● WHAT THE EXERCISE ASKS
Gather every line in the records below that contains the word "электричества".

● AVAILABLE RECORDS
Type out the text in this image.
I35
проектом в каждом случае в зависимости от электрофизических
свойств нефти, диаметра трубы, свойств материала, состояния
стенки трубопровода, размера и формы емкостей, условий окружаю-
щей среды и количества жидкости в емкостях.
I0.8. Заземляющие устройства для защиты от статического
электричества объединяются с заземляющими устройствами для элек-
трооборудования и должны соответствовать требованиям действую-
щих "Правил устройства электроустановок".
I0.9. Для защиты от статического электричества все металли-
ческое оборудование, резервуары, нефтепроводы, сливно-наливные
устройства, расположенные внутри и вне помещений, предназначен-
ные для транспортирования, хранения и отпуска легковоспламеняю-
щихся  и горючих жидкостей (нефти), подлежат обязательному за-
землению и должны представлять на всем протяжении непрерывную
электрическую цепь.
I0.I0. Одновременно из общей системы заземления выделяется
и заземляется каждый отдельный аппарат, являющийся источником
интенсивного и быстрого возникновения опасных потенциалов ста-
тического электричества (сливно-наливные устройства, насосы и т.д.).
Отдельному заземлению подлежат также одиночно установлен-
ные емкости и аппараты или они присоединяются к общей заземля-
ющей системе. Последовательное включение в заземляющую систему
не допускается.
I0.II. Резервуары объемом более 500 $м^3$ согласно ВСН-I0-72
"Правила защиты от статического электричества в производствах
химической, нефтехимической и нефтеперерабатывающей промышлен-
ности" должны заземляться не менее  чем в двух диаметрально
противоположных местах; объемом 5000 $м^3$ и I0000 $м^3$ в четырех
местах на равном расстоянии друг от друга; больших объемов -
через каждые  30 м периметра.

● OUTPUT OF THE TASK
электричества объединяются с заземляющими устройствами для элек-
I0.9. Для защиты от статического электричества все металли-
тического электричества (сливно-наливные устройства, насосы и т.д.).
"Правила защиты от статического электричества в производствах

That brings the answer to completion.